— Begin INPUT RECORDS —
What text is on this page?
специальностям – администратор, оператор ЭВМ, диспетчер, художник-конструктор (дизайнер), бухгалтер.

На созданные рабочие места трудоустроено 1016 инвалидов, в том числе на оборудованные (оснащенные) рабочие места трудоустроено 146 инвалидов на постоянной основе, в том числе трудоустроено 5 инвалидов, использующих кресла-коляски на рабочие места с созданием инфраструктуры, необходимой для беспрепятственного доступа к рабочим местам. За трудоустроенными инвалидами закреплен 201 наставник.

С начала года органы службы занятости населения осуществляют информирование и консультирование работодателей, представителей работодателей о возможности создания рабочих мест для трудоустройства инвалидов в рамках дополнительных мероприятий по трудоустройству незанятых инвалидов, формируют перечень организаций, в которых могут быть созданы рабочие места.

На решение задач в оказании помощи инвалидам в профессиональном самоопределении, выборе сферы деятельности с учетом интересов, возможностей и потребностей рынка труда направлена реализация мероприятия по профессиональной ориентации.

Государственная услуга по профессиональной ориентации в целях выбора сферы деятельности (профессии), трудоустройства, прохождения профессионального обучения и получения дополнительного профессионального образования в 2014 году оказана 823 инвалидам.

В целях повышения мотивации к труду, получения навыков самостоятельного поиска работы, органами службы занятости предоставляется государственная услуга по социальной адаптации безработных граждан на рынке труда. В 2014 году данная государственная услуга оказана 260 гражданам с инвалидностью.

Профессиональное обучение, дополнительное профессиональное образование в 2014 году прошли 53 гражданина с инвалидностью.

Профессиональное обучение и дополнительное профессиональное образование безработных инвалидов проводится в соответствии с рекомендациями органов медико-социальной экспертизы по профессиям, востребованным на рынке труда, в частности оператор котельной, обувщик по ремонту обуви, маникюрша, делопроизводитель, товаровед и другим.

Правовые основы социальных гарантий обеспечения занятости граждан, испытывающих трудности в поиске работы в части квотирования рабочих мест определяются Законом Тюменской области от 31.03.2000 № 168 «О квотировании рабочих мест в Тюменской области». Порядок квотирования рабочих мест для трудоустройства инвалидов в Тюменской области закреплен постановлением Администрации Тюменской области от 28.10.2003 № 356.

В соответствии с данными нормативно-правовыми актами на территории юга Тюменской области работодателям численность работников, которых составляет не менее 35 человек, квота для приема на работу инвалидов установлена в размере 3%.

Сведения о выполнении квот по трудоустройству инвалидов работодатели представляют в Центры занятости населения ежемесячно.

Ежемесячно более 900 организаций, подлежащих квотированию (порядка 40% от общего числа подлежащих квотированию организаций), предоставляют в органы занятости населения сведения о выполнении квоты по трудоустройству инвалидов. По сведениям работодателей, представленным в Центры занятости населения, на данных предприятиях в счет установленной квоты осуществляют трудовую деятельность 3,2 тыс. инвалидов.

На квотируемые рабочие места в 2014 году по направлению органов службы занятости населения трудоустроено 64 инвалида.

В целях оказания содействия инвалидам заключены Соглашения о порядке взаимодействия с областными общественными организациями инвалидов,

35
— End INPUT RECORDS —
— Begin INPUT RECORDS —
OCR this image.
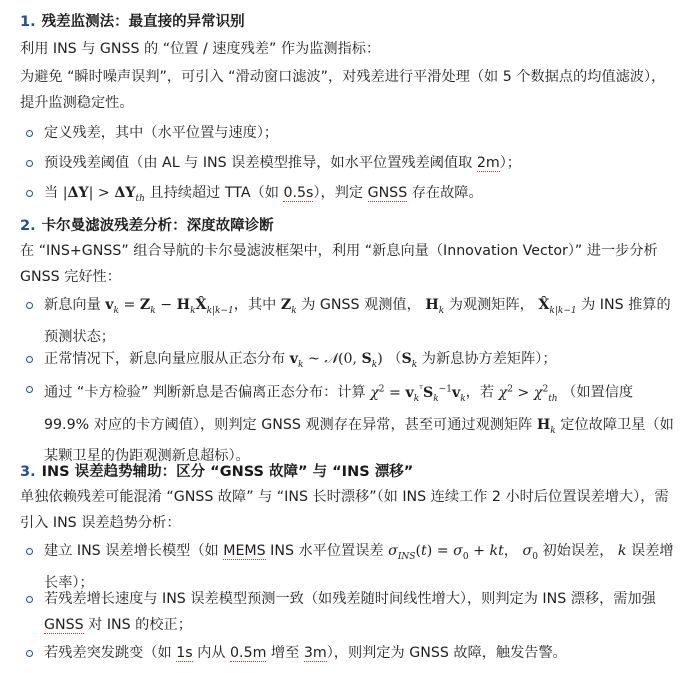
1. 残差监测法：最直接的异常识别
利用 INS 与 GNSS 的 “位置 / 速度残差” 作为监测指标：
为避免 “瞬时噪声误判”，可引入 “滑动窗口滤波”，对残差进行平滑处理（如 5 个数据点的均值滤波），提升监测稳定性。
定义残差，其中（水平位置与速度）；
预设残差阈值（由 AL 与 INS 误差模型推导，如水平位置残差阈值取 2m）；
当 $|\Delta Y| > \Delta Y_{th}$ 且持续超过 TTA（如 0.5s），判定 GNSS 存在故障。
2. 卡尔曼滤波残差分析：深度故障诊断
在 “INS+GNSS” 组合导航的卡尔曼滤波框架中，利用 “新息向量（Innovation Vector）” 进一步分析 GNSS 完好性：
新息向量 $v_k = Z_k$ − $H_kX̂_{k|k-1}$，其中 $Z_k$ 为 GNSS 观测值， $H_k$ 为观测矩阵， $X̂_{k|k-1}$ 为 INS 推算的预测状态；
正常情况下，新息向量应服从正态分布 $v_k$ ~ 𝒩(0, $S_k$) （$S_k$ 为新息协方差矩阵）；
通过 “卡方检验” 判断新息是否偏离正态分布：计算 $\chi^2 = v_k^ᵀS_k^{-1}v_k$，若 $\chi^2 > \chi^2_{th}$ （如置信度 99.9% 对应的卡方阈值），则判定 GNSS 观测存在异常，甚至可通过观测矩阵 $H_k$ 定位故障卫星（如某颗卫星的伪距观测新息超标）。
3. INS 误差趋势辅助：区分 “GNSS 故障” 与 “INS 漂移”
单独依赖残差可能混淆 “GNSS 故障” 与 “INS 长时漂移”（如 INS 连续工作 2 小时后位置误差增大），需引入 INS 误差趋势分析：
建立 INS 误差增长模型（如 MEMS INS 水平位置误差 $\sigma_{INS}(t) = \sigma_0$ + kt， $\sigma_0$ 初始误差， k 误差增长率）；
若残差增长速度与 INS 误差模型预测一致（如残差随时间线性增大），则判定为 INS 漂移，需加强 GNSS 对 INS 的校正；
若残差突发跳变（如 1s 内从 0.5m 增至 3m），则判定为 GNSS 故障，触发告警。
— End INPUT RECORDS —
= REQUIRED TASK =
In the entries above, find every line with the word "Профессиональное" and list it.

= RESULT BELOW =
Профессиональное обучение, дополнительное профессиональное образование в 2014 году прошли 53 гражданина с инвалидностью.
Профессиональное обучение и дополнительное профессиональное образование безработных инвалидов проводится в соответствии с рекомендациями органов медико-социальной экспертизы по профессиям, востребованным на рынке труда, в частности оператор котельной, обувщик по ремонту обуви, маникюрша, делопроизводитель, товаровед и другим.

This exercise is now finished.